(Given task):
Go through the records and copy each line where the word "example" occurs.

(Task material):
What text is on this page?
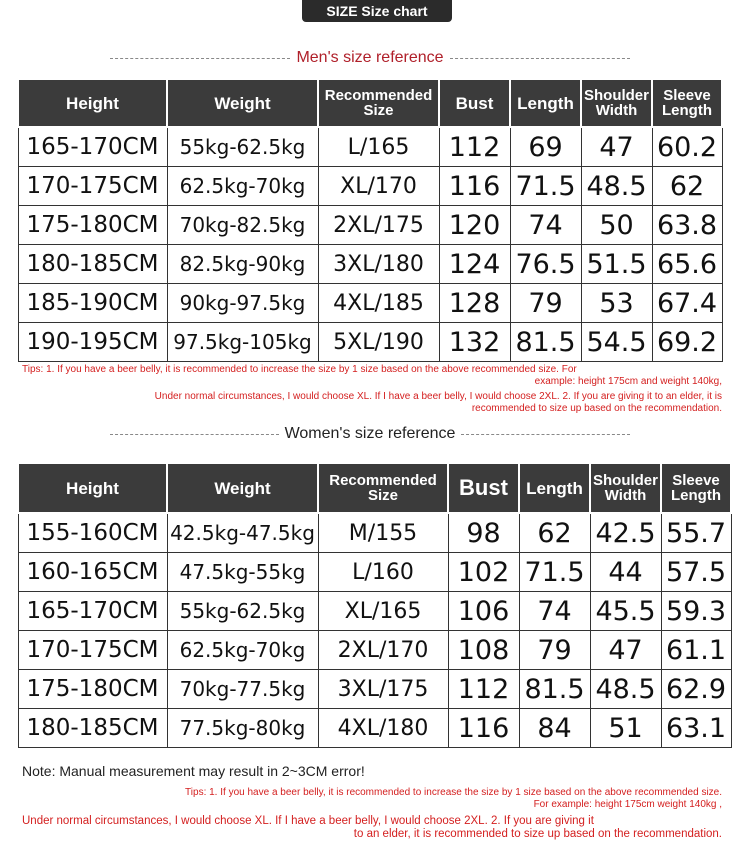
SIZE Size chart
Men's size reference
Height	Weight	Recommended Size	Bust	Length	Shoulder Width	Sleeve Length
165-170CM	55kg-62.5kg	L/165	112	69	47	60.2
170-175CM	62.5kg-70kg	XL/170	116	71.5	48.5	62
175-180CM	70kg-82.5kg	2XL/175	120	74	50	63.8
180-185CM	82.5kg-90kg	3XL/180	124	76.5	51.5	65.6
185-190CM	90kg-97.5kg	4XL/185	128	79	53	67.4
190-195CM	97.5kg-105kg	5XL/190	132	81.5	54.5	69.2
Tips: 1. If you have a beer belly, it is recommended to increase the size by 1 size based on the above recommended size. For
example: height 175cm and weight 140kg,
Under normal circumstances, I would choose XL. If I have a beer belly, I would choose 2XL. 2. If you are giving it to an elder, it is
recommended to size up based on the recommendation.
Women's size reference
Height	Weight	Recommended Size	Bust	Length	Shoulder Width	Sleeve Length
155-160CM	42.5kg-47.5kg	M/155	98	62	42.5	55.7
160-165CM	47.5kg-55kg	L/160	102	71.5	44	57.5
165-170CM	55kg-62.5kg	XL/165	106	74	45.5	59.3
170-175CM	62.5kg-70kg	2XL/170	108	79	47	61.1
175-180CM	70kg-77.5kg	3XL/175	112	81.5	48.5	62.9
180-185CM	77.5kg-80kg	4XL/180	116	84	51	63.1
Note: Manual measurement may result in 2~3CM error!
Tips: 1. If you have a beer belly, it is recommended to increase the size by 1 size based on the above recommended size.
For example: height 175cm weight 140kg ,
Under normal circumstances, I would choose XL. If I have a beer belly, I would choose 2XL. 2. If you are giving it
to an elder, it is recommended to size up based on the recommendation.
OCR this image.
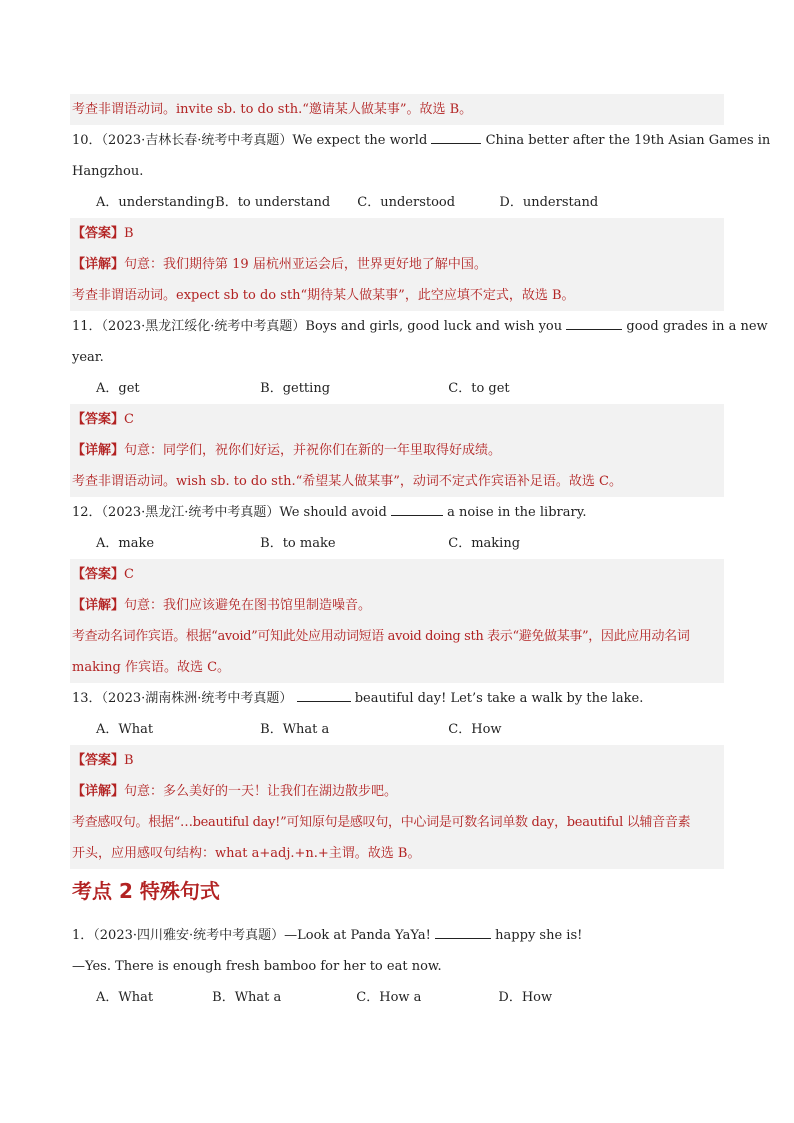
考查非谓语动词。invite sb. to do sth.“邀请某人做某事”。故选 B。
10．（2023·吉林长春·统考中考真题）We expect the world	China better after the 19th Asian Games in
Hangzhou.
A．understanding B．to understand C．understood	D．understand
【答案】B
【详解】句意：我们期待第 19 届杭州亚运会后，世界更好地了解中国。
考查非谓语动词。expect sb to do sth“期待某人做某事”，此空应填不定式，故选 B。
11．（2023·黑龙江绥化·统考中考真题）Boys and girls, good luck and wish you	good grades in a new
year.
A．get	B．getting	C．to get
【答案】C
【详解】句意：同学们，祝你们好运，并祝你们在新的一年里取得好成绩。
考查非谓语动词。wish sb. to do sth.“希望某人做某事”，动词不定式作宾语补足语。故选 C。
12．（2023·黑龙江·统考中考真题）We should avoid	a noise in the library.
A．make	B．to make	C．making
【答案】C
【详解】句意：我们应该避免在图书馆里制造噪音。
考查动名词作宾语。根据“avoid”可知此处应用动词短语 avoid doing sth 表示“避免做某事”，因此应用动名词
making 作宾语。故选 C。
13．（2023·湖南株洲·统考中考真题）	beautiful day! Let’s take a walk by the lake.
A．What	B．What a	C．How
【答案】B
【详解】句意：多么美好的一天！让我们在湖边散步吧。
考查感叹句。根据“…beautiful day!”可知原句是感叹句，中心词是可数名词单数 day，beautiful 以辅音音素
开头，应用感叹句结构：what a+adj.+n.+主谓。故选 B。
考点 2 特殊句式
1．（2023·四川雅安·统考中考真题）—Look at Panda YaYa!	happy she is!
—Yes. There is enough fresh bamboo for her to eat now.
A．What	B．What a	C．How a	D．How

(Task solution):
example: height 175cm and weight 140kg,
For example: height 175cm weight 140kg ,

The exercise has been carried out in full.